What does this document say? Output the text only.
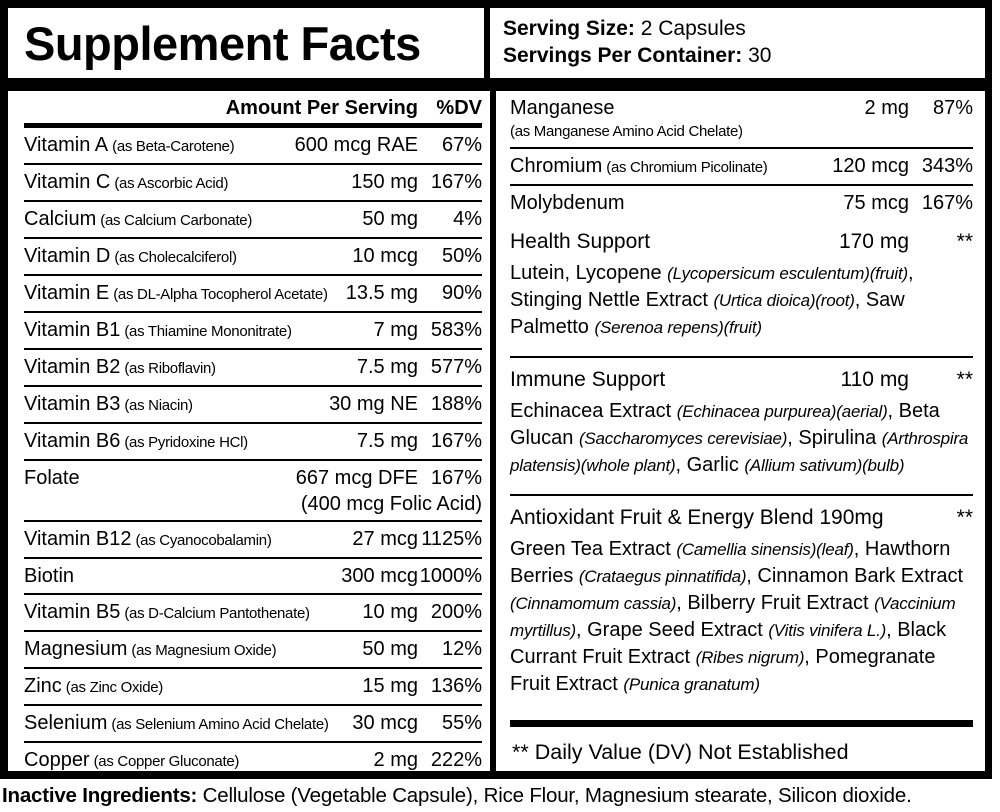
Supplement Facts	Serving Size: 2 Capsules
Servings Per Container: 30
Amount Per Serving %DV
Vitamin A (as Beta-Carotene)	600 mcg RAE	67%
Vitamin C (as Ascorbic Acid)	150 mg 167%
Calcium (as Calcium Carbonate)	50 mg	4%
Vitamin D (as Cholecalciferol)	10 mcg	50%
Vitamin E (as DL-Alpha Tocopherol Acetate) 13.5 mg	90%
Vitamin B1 (as Thiamine Mononitrate)	7 mg 583%
Vitamin B2 (as Riboflavin)	7.5 mg 577%
Vitamin B3 (as Niacin)	30 mg NE 188%
Vitamin B6 (as Pyridoxine HCl)	7.5 mg 167%
Folate	667 mcg DFE 167%
(400 mcg Folic Acid)
Vitamin B12 (as Cyanocobalamin)	27 mcg 1125%
Biotin	300 mcg 1000%
Vitamin B5 (as D-Calcium Pantothenate)	10 mg 200%
Magnesium (as Magnesium Oxide)	50 mg	12%
Zinc (as Zinc Oxide)	15 mg 136%
Selenium (as Selenium Amino Acid Chelate)	30 mcg	55%
Copper (as Copper Gluconate)	2 mg 222%
Manganese	2 mg	87%
(as Manganese Amino Acid Chelate)
Chromium (as Chromium Picolinate)	120 mcg 343%
Molybdenum	75 mcg 167%
Health Support	170 mg	**
Lutein, Lycopene (Lycopersicum esculentum)(fruit), Stinging Nettle Extract (Urtica dioica)(root), Saw Palmetto (Serenoa repens)(fruit)
Immune Support	110 mg	**
Echinacea Extract (Echinacea purpurea)(aerial), Beta Glucan (Saccharomyces cerevisiae), Spirulina (Arthrospira platensis)(whole plant), Garlic (Allium sativum)(bulb)
Antioxidant Fruit & Energy Blend 190mg	**
Green Tea Extract (Camellia sinensis)(leaf), Hawthorn Berries (Crataegus pinnatifida), Cinnamon Bark Extract (Cinnamomum cassia), Bilberry Fruit Extract (Vaccinium myrtillus), Grape Seed Extract (Vitis vinifera L.), Black Currant Fruit Extract (Ribes nigrum), Pomegranate Fruit Extract (Punica granatum)
** Daily Value (DV) Not Established
Inactive Ingredients: Cellulose (Vegetable Capsule), Rice Flour, Magnesium stearate, Silicon dioxide.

----

EXERCISE REQUIREMENTS: How many of the lines above include the word "Chelate"? Respond with the number alone.

REPLY: 2